* Task goal *
Find the line containing "Decode this image". Quote it and every line after it, exactly, through the end; skip pictures.

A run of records
┌──
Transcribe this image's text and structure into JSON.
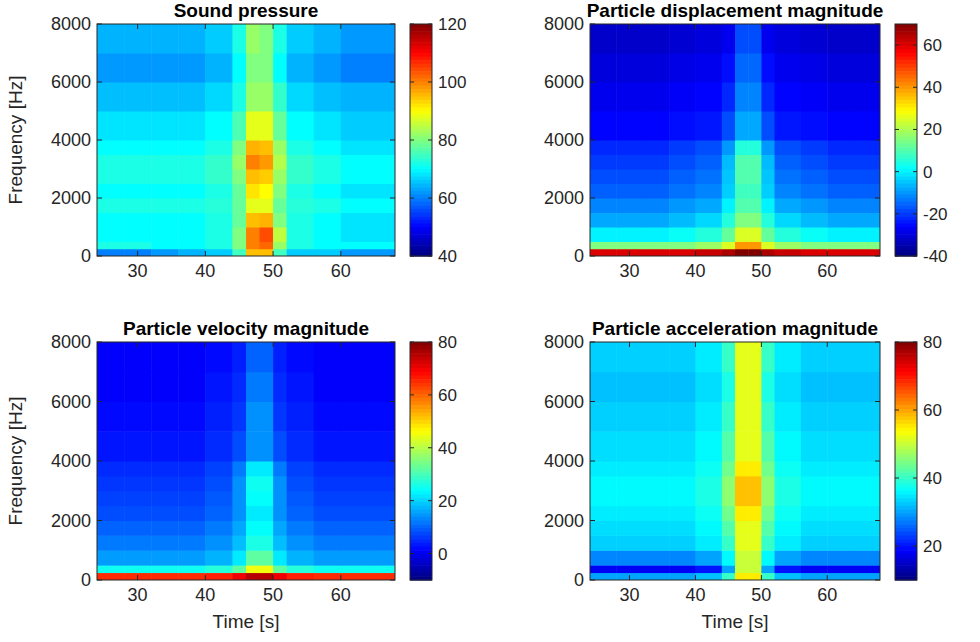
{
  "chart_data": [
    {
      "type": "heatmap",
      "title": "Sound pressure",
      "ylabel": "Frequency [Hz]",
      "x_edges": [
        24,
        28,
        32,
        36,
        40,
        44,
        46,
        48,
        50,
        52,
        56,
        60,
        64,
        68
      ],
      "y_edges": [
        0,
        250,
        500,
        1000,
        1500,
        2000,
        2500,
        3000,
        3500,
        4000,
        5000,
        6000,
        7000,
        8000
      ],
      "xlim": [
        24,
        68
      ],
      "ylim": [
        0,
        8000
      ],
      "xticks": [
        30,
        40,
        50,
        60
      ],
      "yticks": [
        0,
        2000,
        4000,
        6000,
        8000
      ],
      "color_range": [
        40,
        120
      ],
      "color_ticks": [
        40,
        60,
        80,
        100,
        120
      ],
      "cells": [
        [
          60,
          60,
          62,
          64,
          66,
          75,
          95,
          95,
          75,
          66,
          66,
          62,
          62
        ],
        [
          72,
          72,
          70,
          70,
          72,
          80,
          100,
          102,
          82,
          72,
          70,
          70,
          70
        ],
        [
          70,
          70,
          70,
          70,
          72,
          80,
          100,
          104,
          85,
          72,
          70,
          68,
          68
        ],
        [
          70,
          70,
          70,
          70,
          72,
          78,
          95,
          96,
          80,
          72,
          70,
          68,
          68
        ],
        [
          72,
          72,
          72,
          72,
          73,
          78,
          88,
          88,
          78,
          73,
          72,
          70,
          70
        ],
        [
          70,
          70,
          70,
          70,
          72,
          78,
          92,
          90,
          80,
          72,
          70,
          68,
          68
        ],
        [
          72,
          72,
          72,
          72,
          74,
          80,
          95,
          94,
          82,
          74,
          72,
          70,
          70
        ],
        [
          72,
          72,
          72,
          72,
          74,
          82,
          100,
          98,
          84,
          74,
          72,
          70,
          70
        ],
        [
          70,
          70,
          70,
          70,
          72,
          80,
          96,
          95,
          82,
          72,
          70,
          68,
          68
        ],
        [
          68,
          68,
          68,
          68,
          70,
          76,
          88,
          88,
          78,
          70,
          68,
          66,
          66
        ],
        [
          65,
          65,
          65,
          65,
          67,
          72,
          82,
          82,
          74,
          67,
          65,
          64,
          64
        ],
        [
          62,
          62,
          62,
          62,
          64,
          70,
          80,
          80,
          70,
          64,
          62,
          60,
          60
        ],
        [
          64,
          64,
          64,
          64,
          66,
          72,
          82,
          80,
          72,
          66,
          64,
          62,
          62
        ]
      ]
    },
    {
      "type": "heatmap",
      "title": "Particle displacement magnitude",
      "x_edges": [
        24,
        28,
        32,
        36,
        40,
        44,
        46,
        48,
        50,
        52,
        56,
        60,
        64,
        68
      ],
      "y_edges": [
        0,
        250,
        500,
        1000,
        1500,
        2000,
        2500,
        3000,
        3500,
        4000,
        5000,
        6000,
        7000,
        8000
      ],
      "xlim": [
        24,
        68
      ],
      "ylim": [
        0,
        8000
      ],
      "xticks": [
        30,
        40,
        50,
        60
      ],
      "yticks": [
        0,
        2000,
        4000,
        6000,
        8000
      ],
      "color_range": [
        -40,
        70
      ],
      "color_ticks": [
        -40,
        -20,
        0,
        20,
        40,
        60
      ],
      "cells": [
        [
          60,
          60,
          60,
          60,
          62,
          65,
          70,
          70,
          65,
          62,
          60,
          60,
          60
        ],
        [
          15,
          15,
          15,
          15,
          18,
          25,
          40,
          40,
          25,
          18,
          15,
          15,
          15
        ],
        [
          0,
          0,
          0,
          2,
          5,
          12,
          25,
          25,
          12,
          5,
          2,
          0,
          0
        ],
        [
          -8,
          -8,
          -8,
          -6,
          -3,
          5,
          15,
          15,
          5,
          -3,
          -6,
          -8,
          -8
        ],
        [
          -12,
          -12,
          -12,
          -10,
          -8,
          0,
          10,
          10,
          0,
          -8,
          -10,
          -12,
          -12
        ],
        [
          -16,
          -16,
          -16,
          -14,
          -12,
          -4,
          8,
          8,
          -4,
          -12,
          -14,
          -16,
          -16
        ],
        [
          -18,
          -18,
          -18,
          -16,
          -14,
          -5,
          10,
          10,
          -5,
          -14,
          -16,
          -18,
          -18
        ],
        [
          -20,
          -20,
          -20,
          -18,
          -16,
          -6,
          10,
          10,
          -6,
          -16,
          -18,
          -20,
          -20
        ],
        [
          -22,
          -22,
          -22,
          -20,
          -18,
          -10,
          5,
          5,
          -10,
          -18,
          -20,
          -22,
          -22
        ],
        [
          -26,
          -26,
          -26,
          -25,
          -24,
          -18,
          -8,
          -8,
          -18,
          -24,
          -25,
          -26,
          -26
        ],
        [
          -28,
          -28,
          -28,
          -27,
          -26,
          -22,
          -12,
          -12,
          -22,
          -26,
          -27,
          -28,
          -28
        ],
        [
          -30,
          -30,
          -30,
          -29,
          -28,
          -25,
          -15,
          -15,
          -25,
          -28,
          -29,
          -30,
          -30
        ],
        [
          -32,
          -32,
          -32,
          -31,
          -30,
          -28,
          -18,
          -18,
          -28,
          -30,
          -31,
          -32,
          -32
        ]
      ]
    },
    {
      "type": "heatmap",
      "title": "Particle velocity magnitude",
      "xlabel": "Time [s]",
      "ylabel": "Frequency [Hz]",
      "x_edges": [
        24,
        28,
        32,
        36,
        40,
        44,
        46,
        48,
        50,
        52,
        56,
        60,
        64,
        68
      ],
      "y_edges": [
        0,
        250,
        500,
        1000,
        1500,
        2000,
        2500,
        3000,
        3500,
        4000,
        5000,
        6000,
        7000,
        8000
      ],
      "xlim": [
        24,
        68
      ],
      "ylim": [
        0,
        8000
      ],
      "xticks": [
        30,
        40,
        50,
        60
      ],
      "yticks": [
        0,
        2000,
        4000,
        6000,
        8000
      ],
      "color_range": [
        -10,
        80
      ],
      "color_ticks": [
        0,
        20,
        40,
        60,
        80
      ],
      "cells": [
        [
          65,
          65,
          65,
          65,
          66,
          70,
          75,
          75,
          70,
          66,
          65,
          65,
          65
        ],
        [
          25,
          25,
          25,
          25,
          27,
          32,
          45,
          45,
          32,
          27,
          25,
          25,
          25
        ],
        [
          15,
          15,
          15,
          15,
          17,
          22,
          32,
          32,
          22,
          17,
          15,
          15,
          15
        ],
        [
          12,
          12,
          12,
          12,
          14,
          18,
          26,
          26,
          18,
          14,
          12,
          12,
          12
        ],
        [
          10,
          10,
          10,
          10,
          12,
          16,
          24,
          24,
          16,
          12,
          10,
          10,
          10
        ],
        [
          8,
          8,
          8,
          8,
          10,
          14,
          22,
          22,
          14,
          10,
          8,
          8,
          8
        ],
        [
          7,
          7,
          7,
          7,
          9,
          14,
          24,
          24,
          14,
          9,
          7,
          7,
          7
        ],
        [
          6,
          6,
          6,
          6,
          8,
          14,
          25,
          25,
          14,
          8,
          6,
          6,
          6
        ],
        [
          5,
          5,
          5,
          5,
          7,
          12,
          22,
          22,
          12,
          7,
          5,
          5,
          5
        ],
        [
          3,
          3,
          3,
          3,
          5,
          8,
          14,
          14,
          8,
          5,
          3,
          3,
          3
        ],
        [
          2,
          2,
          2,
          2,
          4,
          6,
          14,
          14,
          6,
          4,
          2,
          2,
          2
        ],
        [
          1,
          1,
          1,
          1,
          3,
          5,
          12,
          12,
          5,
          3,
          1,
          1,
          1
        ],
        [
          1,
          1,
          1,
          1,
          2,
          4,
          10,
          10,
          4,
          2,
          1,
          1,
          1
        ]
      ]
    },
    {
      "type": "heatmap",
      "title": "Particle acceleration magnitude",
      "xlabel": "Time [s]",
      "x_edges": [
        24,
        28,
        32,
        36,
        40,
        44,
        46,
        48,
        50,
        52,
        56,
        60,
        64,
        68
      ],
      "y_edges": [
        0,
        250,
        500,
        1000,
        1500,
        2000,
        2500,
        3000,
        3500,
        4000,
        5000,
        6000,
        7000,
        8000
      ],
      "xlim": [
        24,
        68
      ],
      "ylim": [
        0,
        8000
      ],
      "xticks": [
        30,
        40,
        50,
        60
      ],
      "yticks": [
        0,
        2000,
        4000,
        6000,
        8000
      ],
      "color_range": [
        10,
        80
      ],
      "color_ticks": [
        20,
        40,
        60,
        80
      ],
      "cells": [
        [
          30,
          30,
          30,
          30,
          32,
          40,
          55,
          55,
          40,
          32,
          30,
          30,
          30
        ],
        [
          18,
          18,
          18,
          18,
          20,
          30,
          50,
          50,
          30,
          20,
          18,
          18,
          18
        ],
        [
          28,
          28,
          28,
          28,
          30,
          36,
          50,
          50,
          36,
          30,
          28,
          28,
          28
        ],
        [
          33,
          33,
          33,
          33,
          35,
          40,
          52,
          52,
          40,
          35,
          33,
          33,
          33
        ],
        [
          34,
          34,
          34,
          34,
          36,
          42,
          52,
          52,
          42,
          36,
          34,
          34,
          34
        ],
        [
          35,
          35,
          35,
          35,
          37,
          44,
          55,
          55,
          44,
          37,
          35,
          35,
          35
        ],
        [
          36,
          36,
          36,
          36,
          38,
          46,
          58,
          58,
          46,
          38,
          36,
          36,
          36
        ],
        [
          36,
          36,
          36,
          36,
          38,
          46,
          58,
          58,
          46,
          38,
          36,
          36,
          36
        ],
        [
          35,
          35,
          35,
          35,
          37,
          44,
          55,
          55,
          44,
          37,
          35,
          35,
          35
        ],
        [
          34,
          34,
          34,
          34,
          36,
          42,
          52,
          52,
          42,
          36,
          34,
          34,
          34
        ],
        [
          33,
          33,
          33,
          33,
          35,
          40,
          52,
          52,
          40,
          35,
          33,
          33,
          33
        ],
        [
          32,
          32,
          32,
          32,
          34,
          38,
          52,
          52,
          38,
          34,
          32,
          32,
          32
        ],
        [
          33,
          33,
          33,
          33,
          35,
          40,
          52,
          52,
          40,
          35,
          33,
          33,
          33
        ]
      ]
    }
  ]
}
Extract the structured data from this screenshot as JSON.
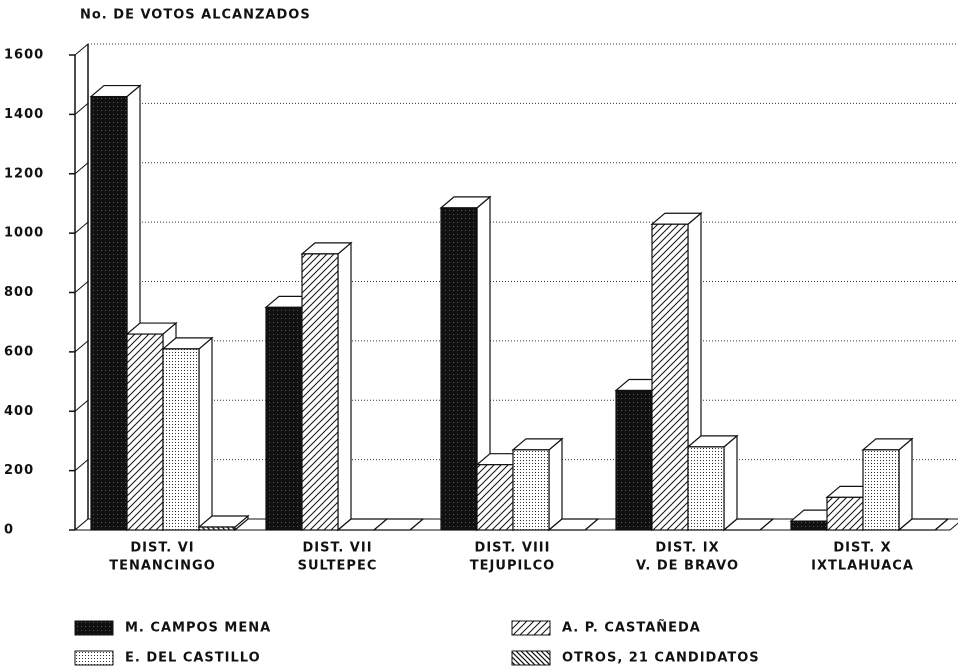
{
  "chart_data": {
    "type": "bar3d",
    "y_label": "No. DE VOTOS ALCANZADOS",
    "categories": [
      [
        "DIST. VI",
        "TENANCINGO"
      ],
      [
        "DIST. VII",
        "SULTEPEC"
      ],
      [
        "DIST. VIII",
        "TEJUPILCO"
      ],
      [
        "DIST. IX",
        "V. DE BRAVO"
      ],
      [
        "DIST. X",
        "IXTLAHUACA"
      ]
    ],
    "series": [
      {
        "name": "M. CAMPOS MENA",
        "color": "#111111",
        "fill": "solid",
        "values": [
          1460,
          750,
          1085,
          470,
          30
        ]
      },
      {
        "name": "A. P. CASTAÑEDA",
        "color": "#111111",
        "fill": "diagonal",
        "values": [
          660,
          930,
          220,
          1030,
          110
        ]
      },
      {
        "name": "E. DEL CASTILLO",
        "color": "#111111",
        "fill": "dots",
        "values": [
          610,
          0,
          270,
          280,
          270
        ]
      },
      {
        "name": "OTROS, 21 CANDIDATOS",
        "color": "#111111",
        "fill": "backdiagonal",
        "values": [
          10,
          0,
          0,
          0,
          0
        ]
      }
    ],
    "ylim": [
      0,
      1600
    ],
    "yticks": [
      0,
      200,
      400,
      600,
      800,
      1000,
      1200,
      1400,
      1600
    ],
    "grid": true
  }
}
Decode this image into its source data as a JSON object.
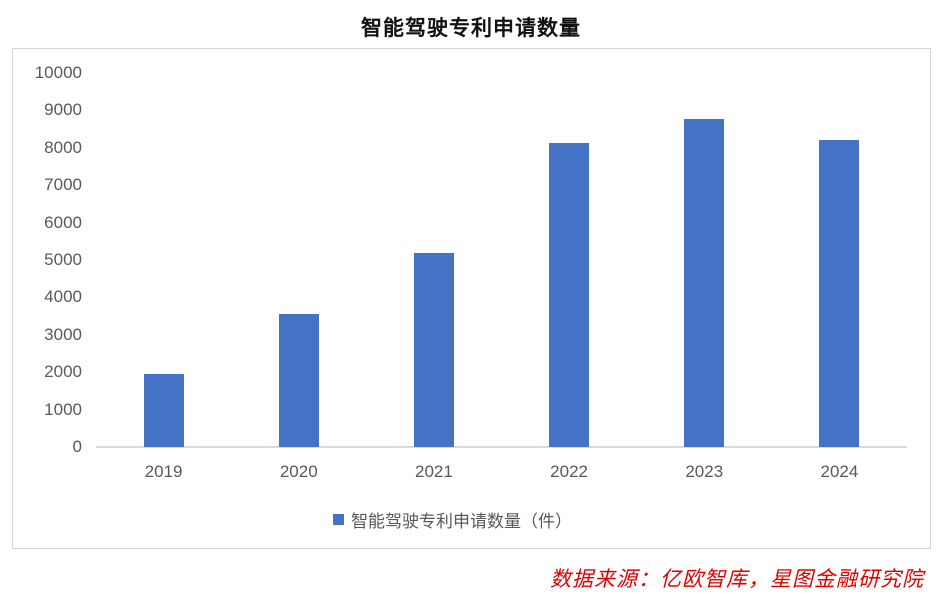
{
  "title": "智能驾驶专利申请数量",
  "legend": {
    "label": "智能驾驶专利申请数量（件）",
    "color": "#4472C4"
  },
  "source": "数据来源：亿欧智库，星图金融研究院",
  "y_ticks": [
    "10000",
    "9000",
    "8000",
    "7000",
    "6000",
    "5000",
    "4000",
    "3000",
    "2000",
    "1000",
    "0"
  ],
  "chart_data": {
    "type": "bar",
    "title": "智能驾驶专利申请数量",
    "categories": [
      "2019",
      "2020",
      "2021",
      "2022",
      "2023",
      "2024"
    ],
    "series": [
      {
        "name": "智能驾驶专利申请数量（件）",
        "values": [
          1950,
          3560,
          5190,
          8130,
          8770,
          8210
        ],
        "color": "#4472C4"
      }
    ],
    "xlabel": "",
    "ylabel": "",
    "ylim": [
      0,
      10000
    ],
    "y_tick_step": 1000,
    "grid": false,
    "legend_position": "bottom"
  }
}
└──
* Response to this exercise *
Decode this image into its source data as a JSON object.
{
  "title": "智能驾驶专利申请数量",
  "legend": {
    "label": "智能驾驶专利申请数量（件）",
    "color": "#4472C4"
  },
  "source": "数据来源：亿欧智库，星图金融研究院",
  "y_ticks": [
    "10000",
    "9000",
    "8000",
    "7000",
    "6000",
    "5000",
    "4000",
    "3000",
    "2000",
    "1000",
    "0"
  ],
  "chart_data": {
    "type": "bar",
    "title": "智能驾驶专利申请数量",
    "categories": [
      "2019",
      "2020",
      "2021",
      "2022",
      "2023",
      "2024"
    ],
    "series": [
      {
        "name": "智能驾驶专利申请数量（件）",
        "values": [
          1950,
          3560,
          5190,
          8130,
          8770,
          8210
        ],
        "color": "#4472C4"
      }
    ],
    "xlabel": "",
    "ylabel": "",
    "ylim": [
      0,
      10000
    ],
    "y_tick_step": 1000,
    "grid": false,
    "legend_position": "bottom"
  }
}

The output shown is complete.